Written instruction:
Here are some records. Copy each one exactly.

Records
** start **

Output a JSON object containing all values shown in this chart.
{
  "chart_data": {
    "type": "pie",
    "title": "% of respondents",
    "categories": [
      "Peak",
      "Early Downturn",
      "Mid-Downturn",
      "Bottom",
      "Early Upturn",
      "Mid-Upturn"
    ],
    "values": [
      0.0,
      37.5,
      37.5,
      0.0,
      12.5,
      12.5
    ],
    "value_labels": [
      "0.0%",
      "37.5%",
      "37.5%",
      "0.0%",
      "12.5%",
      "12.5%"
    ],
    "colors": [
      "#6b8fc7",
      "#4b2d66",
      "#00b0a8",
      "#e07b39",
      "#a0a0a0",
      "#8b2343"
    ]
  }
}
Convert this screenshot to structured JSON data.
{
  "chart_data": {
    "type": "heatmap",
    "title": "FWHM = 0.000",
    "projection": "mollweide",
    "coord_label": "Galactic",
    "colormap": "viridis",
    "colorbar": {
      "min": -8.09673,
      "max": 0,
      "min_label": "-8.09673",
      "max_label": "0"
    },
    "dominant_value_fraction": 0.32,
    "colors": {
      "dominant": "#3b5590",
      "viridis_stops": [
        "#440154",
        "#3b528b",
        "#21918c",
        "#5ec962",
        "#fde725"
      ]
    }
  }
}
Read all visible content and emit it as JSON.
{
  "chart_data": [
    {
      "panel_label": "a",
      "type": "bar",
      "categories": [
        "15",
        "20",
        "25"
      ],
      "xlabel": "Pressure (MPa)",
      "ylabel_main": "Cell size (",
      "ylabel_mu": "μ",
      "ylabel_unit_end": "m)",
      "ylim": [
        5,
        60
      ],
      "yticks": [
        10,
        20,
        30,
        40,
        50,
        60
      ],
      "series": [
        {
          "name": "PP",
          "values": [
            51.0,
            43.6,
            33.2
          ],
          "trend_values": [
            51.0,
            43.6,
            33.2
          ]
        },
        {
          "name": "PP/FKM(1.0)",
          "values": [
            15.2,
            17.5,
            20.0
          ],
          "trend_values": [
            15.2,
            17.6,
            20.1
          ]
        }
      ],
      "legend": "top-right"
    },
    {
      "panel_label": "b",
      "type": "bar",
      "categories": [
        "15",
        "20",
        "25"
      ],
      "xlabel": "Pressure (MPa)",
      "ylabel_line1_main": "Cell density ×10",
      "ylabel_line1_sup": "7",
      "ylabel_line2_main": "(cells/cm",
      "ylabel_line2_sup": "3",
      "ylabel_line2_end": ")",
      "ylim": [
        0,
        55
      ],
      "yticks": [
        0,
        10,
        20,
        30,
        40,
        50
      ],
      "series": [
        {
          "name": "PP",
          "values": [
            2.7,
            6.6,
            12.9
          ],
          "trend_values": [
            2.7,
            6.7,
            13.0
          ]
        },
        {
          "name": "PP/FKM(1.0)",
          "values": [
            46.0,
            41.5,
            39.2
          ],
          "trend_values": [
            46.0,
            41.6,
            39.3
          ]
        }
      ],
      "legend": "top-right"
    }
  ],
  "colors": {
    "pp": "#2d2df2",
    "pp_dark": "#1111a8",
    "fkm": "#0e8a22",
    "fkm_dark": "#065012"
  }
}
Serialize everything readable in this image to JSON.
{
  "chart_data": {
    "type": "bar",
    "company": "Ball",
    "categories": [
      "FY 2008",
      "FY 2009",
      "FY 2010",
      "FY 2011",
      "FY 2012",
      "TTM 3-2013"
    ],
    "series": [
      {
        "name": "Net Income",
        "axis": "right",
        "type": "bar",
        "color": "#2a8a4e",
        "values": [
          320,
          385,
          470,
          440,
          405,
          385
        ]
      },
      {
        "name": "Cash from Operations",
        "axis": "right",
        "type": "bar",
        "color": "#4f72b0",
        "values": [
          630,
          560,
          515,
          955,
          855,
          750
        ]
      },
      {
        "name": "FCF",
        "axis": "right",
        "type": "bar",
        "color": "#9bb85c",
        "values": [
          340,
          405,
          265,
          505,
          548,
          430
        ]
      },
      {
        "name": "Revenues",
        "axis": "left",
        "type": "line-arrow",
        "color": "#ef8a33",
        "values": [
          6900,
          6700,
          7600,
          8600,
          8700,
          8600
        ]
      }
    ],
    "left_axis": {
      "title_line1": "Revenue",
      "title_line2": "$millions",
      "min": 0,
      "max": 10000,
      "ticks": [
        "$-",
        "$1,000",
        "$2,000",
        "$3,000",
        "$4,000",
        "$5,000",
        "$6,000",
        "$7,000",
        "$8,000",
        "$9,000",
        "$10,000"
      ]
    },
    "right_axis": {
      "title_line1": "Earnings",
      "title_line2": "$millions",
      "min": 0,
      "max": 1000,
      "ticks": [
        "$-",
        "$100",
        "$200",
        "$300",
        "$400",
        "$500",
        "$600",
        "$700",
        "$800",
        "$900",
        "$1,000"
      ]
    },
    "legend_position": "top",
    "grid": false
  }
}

** end **

The output:
Output a JSON object containing all values shown in this chart.
{
  "chart_data": {
    "type": "pie",
    "title": "% of respondents",
    "categories": [
      "Peak",
      "Early Downturn",
      "Mid-Downturn",
      "Bottom",
      "Early Upturn",
      "Mid-Upturn"
    ],
    "values": [
      0.0,
      37.5,
      37.5,
      0.0,
      12.5,
      12.5
    ],
    "value_labels": [
      "0.0%",
      "37.5%",
      "37.5%",
      "0.0%",
      "12.5%",
      "12.5%"
    ],
    "colors": [
      "#6b8fc7",
      "#4b2d66",
      "#00b0a8",
      "#e07b39",
      "#a0a0a0",
      "#8b2343"
    ]
  }
}
Convert this screenshot to structured JSON data.
{
  "chart_data": {
    "type": "heatmap",
    "title": "FWHM = 0.000",
    "projection": "mollweide",
    "coord_label": "Galactic",
    "colormap": "viridis",
    "colorbar": {
      "min": -8.09673,
      "max": 0,
      "min_label": "-8.09673",
      "max_label": "0"
    },
    "dominant_value_fraction": 0.32,
    "colors": {
      "dominant": "#3b5590",
      "viridis_stops": [
        "#440154",
        "#3b528b",
        "#21918c",
        "#5ec962",
        "#fde725"
      ]
    }
  }
}
Read all visible content and emit it as JSON.
{
  "chart_data": [
    {
      "panel_label": "a",
      "type": "bar",
      "categories": [
        "15",
        "20",
        "25"
      ],
      "xlabel": "Pressure (MPa)",
      "ylabel_main": "Cell size (",
      "ylabel_mu": "μ",
      "ylabel_unit_end": "m)",
      "ylim": [
        5,
        60
      ],
      "yticks": [
        10,
        20,
        30,
        40,
        50,
        60
      ],
      "series": [
        {
          "name": "PP",
          "values": [
            51.0,
            43.6,
            33.2
          ],
          "trend_values": [
            51.0,
            43.6,
            33.2
          ]
        },
        {
          "name": "PP/FKM(1.0)",
          "values": [
            15.2,
            17.5,
            20.0
          ],
          "trend_values": [
            15.2,
            17.6,
            20.1
          ]
        }
      ],
      "legend": "top-right"
    },
    {
      "panel_label": "b",
      "type": "bar",
      "categories": [
        "15",
        "20",
        "25"
      ],
      "xlabel": "Pressure (MPa)",
      "ylabel_line1_main": "Cell density ×10",
      "ylabel_line1_sup": "7",
      "ylabel_line2_main": "(cells/cm",
      "ylabel_line2_sup": "3",
      "ylabel_line2_end": ")",
      "ylim": [
        0,
        55
      ],
      "yticks": [
        0,
        10,
        20,
        30,
        40,
        50
      ],
      "series": [
        {
          "name": "PP",
          "values": [
            2.7,
            6.6,
            12.9
          ],
          "trend_values": [
            2.7,
            6.7,
            13.0
          ]
        },
        {
          "name": "PP/FKM(1.0)",
          "values": [
            46.0,
            41.5,
            39.2
          ],
          "trend_values": [
            46.0,
            41.6,
            39.3
          ]
        }
      ],
      "legend": "top-right"
    }
  ],
  "colors": {
    "pp": "#2d2df2",
    "pp_dark": "#1111a8",
    "fkm": "#0e8a22",
    "fkm_dark": "#065012"
  }
}
Serialize everything readable in this image to JSON.
{
  "chart_data": {
    "type": "bar",
    "company": "Ball",
    "categories": [
      "FY 2008",
      "FY 2009",
      "FY 2010",
      "FY 2011",
      "FY 2012",
      "TTM 3-2013"
    ],
    "series": [
      {
        "name": "Net Income",
        "axis": "right",
        "type": "bar",
        "color": "#2a8a4e",
        "values": [
          320,
          385,
          470,
          440,
          405,
          385
        ]
      },
      {
        "name": "Cash from Operations",
        "axis": "right",
        "type": "bar",
        "color": "#4f72b0",
        "values": [
          630,
          560,
          515,
          955,
          855,
          750
        ]
      },
      {
        "name": "FCF",
        "axis": "right",
        "type": "bar",
        "color": "#9bb85c",
        "values": [
          340,
          405,
          265,
          505,
          548,
          430
        ]
      },
      {
        "name": "Revenues",
        "axis": "left",
        "type": "line-arrow",
        "color": "#ef8a33",
        "values": [
          6900,
          6700,
          7600,
          8600,
          8700,
          8600
        ]
      }
    ],
    "left_axis": {
      "title_line1": "Revenue",
      "title_line2": "$millions",
      "min": 0,
      "max": 10000,
      "ticks": [
        "$-",
        "$1,000",
        "$2,000",
        "$3,000",
        "$4,000",
        "$5,000",
        "$6,000",
        "$7,000",
        "$8,000",
        "$9,000",
        "$10,000"
      ]
    },
    "right_axis": {
      "title_line1": "Earnings",
      "title_line2": "$millions",
      "min": 0,
      "max": 1000,
      "ticks": [
        "$-",
        "$100",
        "$200",
        "$300",
        "$400",
        "$500",
        "$600",
        "$700",
        "$800",
        "$900",
        "$1,000"
      ]
    },
    "legend_position": "top",
    "grid": false
  }
}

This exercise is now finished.